▶ Task to complete:
Output an exact reproduction of the data.

━━ Listed entries ━━

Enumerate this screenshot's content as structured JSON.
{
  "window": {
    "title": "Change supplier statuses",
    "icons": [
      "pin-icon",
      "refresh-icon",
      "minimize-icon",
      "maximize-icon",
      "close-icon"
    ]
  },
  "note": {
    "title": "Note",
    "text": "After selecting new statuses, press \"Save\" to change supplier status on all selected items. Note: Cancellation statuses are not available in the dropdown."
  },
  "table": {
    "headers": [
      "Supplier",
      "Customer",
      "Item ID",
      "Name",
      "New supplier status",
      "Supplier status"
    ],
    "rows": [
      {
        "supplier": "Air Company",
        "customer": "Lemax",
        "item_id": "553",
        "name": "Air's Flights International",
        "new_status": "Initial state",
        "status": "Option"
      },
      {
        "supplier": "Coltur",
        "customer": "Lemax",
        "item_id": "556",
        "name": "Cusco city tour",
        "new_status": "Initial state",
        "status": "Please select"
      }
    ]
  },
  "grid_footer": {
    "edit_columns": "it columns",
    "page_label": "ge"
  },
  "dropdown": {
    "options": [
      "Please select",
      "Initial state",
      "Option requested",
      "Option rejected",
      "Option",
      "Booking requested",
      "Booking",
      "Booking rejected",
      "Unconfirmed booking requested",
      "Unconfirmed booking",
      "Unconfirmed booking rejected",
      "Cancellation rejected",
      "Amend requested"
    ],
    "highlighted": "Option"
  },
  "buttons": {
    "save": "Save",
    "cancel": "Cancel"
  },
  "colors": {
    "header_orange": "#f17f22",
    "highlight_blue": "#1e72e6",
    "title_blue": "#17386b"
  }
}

━━━

▶ Output of the task:
Enumerate this screenshot's content as structured JSON.
{
  "window": {
    "title": "Change supplier statuses",
    "icons": [
      "pin-icon",
      "refresh-icon",
      "minimize-icon",
      "maximize-icon",
      "close-icon"
    ]
  },
  "note": {
    "title": "Note",
    "text": "After selecting new statuses, press \"Save\" to change supplier status on all selected items. Note: Cancellation statuses are not available in the dropdown."
  },
  "table": {
    "headers": [
      "Supplier",
      "Customer",
      "Item ID",
      "Name",
      "New supplier status",
      "Supplier status"
    ],
    "rows": [
      {
        "supplier": "Air Company",
        "customer": "Lemax",
        "item_id": "553",
        "name": "Air's Flights International",
        "new_status": "Initial state",
        "status": "Option"
      },
      {
        "supplier": "Coltur",
        "customer": "Lemax",
        "item_id": "556",
        "name": "Cusco city tour",
        "new_status": "Initial state",
        "status": "Please select"
      }
    ]
  },
  "grid_footer": {
    "edit_columns": "it columns",
    "page_label": "ge"
  },
  "dropdown": {
    "options": [
      "Please select",
      "Initial state",
      "Option requested",
      "Option rejected",
      "Option",
      "Booking requested",
      "Booking",
      "Booking rejected",
      "Unconfirmed booking requested",
      "Unconfirmed booking",
      "Unconfirmed booking rejected",
      "Cancellation rejected",
      "Amend requested"
    ],
    "highlighted": "Option"
  },
  "buttons": {
    "save": "Save",
    "cancel": "Cancel"
  },
  "colors": {
    "header_orange": "#f17f22",
    "highlight_blue": "#1e72e6",
    "title_blue": "#17386b"
  }
}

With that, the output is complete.